Scan the records for the string "재외동포청이"; copy each line where it occurs.
** begin Records for the task **
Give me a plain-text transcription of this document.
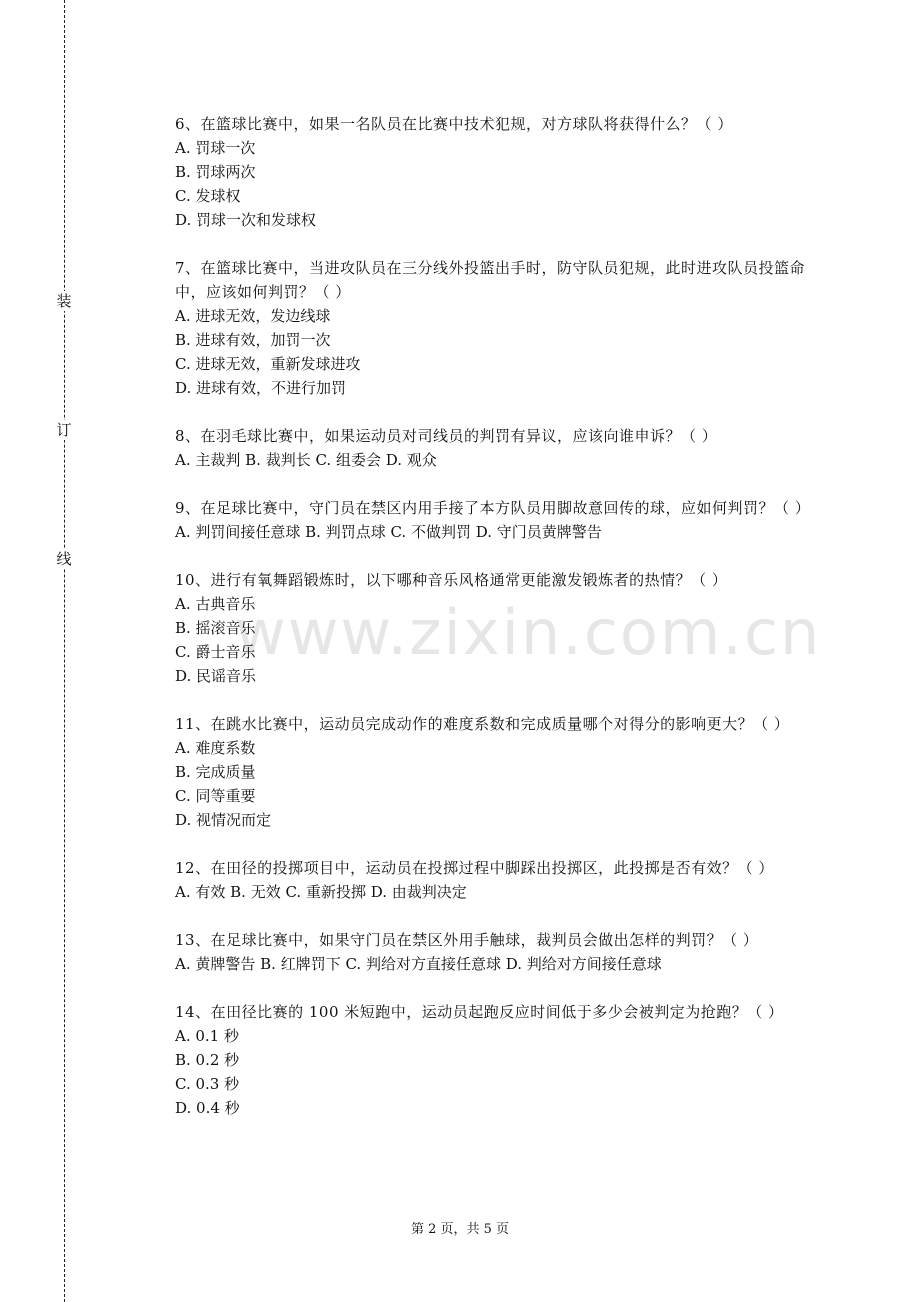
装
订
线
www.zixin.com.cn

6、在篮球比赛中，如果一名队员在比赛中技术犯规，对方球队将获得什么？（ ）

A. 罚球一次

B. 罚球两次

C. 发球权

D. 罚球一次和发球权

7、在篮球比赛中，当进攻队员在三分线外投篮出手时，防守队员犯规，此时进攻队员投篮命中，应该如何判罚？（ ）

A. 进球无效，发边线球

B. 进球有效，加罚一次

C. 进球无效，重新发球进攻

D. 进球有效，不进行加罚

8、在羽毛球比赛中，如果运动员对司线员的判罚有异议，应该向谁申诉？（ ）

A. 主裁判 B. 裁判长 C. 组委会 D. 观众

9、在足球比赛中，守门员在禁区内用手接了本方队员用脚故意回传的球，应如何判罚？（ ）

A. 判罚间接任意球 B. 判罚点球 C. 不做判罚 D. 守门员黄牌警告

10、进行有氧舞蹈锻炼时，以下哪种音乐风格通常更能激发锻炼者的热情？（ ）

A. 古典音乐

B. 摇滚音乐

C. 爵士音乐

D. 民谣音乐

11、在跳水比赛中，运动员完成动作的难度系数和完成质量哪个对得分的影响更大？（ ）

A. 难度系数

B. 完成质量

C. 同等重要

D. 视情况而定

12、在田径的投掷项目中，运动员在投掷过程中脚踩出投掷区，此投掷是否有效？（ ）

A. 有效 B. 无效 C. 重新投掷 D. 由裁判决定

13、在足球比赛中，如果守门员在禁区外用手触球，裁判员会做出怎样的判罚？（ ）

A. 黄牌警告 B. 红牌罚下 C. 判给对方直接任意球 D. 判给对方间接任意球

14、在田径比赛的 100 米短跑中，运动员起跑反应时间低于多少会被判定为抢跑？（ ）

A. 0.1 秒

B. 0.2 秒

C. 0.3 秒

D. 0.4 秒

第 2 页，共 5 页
** end Records for the task **
** begin Records for the task **
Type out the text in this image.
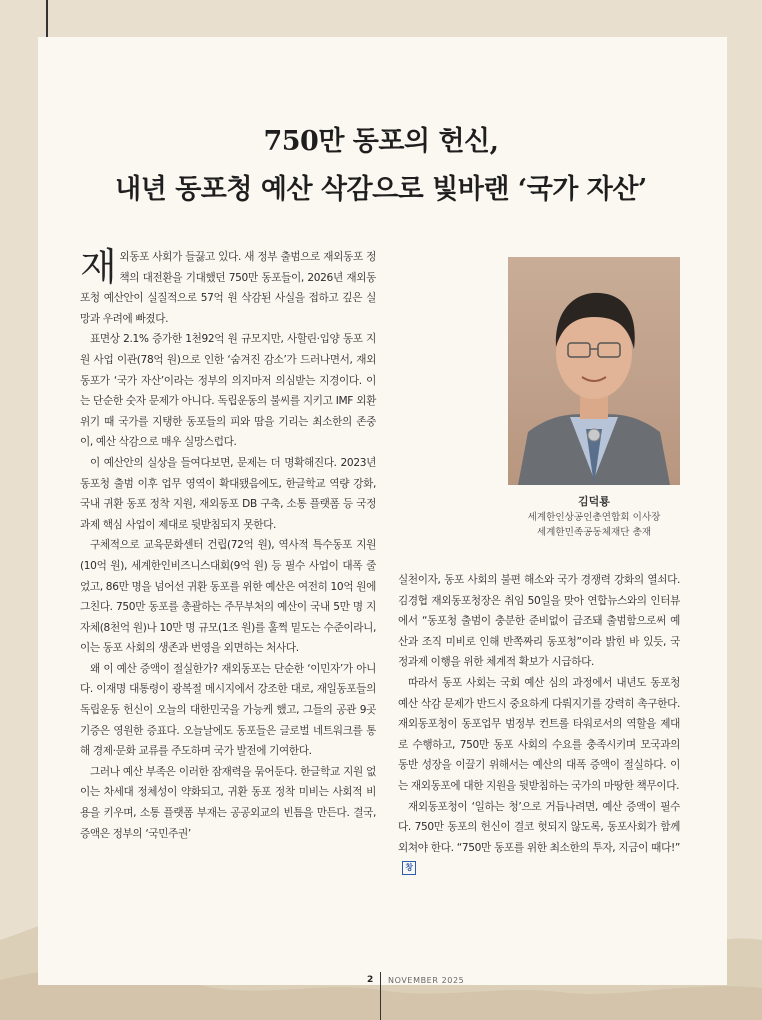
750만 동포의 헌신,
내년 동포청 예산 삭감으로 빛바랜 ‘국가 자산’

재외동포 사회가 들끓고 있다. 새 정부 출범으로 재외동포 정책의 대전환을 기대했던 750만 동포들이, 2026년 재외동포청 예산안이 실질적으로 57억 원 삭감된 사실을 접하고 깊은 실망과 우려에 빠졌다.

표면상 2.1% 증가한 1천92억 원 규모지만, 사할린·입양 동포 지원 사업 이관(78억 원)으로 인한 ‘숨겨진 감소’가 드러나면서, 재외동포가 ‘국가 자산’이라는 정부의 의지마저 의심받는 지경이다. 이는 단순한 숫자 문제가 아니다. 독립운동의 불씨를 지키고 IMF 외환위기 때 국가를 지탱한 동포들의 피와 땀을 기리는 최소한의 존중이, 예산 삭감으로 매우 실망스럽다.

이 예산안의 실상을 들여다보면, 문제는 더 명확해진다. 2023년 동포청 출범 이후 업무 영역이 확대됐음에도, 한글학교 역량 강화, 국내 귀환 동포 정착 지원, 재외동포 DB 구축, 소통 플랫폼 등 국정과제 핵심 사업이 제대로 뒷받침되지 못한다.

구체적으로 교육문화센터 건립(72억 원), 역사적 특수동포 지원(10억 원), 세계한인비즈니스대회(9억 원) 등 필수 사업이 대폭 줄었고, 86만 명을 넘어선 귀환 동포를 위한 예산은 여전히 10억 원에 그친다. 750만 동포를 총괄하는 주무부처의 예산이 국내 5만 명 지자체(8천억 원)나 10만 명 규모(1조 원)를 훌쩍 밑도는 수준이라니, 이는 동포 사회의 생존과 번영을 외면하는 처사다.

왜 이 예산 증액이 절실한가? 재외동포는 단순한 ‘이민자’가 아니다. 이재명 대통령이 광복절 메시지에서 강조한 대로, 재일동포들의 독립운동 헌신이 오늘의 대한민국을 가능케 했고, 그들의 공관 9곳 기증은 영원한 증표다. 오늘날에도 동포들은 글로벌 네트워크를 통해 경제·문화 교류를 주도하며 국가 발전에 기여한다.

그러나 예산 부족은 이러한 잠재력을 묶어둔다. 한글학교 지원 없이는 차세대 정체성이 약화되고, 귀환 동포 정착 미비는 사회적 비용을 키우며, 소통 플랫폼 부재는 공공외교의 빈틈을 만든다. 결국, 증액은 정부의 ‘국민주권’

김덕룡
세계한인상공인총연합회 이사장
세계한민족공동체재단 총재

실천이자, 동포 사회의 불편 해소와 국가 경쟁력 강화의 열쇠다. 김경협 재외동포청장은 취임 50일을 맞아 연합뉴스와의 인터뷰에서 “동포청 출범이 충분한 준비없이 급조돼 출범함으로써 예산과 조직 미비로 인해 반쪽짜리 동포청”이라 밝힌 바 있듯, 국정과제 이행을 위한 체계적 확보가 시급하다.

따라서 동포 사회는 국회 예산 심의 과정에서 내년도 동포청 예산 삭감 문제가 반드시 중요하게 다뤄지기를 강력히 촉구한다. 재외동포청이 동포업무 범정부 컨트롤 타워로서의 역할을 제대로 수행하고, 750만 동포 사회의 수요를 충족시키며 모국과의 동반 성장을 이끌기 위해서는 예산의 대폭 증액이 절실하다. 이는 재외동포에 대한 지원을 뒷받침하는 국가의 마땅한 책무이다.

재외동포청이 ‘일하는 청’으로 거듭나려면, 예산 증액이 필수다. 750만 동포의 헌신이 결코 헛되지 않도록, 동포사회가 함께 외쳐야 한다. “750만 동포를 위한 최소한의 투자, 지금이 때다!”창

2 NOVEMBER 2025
** end Records for the task **
### Final answer
따라서 동포 사회는 국회 예산 심의 과정에서 내년도 동포청 예산 삭감 문제가 반드시 중요하게 다뤄지기를 강력히 촉구한다. 재외동포청이 동포업무 범정부 컨트롤 타워로서의 역할을 제대로 수행하고, 750만 동포 사회의 수요를 충족시키며 모국과의 동반 성장을 이끌기 위해서는 예산의 대폭 증액이 절실하다. 이는 재외동포에 대한 지원을 뒷받침하는 국가의 마땅한 책무이다.
재외동포청이 ‘일하는 청’으로 거듭나려면, 예산 증액이 필수다. 750만 동포의 헌신이 결코 헛되지 않도록, 동포사회가 함께 외쳐야 한다. “750만 동포를 위한 최소한의 투자, 지금이 때다!”창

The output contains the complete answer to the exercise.